- TASK REQUIREMENTS -
Print the data exactly, leaving nothing out.

- MATERIAL TO PROCESS -
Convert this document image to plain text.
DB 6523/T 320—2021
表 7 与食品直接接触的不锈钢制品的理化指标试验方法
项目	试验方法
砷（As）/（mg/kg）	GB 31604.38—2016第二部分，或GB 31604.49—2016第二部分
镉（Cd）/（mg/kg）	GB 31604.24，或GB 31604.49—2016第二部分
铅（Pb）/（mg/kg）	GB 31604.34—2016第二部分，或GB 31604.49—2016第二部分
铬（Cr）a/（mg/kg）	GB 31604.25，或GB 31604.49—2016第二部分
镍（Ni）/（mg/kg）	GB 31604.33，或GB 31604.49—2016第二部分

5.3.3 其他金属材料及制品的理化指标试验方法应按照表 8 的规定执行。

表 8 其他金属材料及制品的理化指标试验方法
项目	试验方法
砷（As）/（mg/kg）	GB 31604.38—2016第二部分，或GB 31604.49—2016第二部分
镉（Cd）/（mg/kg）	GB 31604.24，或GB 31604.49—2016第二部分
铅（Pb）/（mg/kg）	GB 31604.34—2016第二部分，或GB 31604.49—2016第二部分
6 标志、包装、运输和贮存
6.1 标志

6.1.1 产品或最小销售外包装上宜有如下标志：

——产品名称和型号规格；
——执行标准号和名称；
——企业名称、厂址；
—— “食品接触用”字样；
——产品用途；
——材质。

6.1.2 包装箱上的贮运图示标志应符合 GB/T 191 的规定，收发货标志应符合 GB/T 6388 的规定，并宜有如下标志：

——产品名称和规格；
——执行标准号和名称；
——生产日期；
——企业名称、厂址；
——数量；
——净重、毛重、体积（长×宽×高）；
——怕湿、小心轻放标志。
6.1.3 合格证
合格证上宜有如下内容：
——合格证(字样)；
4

- RESULT OF THE EXERCISE -
Convert this document image to plain text.
DB 6523/T 320—2021
表 7 与食品直接接触的不锈钢制品的理化指标试验方法
项目	试验方法
砷（As）/（mg/kg）	GB 31604.38—2016第二部分，或GB 31604.49—2016第二部分
镉（Cd）/（mg/kg）	GB 31604.24，或GB 31604.49—2016第二部分
铅（Pb）/（mg/kg）	GB 31604.34—2016第二部分，或GB 31604.49—2016第二部分
铬（Cr）a/（mg/kg）	GB 31604.25，或GB 31604.49—2016第二部分
镍（Ni）/（mg/kg）	GB 31604.33，或GB 31604.49—2016第二部分

5.3.3 其他金属材料及制品的理化指标试验方法应按照表 8 的规定执行。

表 8 其他金属材料及制品的理化指标试验方法
项目	试验方法
砷（As）/（mg/kg）	GB 31604.38—2016第二部分，或GB 31604.49—2016第二部分
镉（Cd）/（mg/kg）	GB 31604.24，或GB 31604.49—2016第二部分
铅（Pb）/（mg/kg）	GB 31604.34—2016第二部分，或GB 31604.49—2016第二部分
6 标志、包装、运输和贮存
6.1 标志

6.1.1 产品或最小销售外包装上宜有如下标志：

——产品名称和型号规格；
——执行标准号和名称；
——企业名称、厂址；
—— “食品接触用”字样；
——产品用途；
——材质。

6.1.2 包装箱上的贮运图示标志应符合 GB/T 191 的规定，收发货标志应符合 GB/T 6388 的规定，并宜有如下标志：

——产品名称和规格；
——执行标准号和名称；
——生产日期；
——企业名称、厂址；
——数量；
——净重、毛重、体积（长×宽×高）；
——怕湿、小心轻放标志。
6.1.3 合格证
合格证上宜有如下内容：
——合格证(字样)；
4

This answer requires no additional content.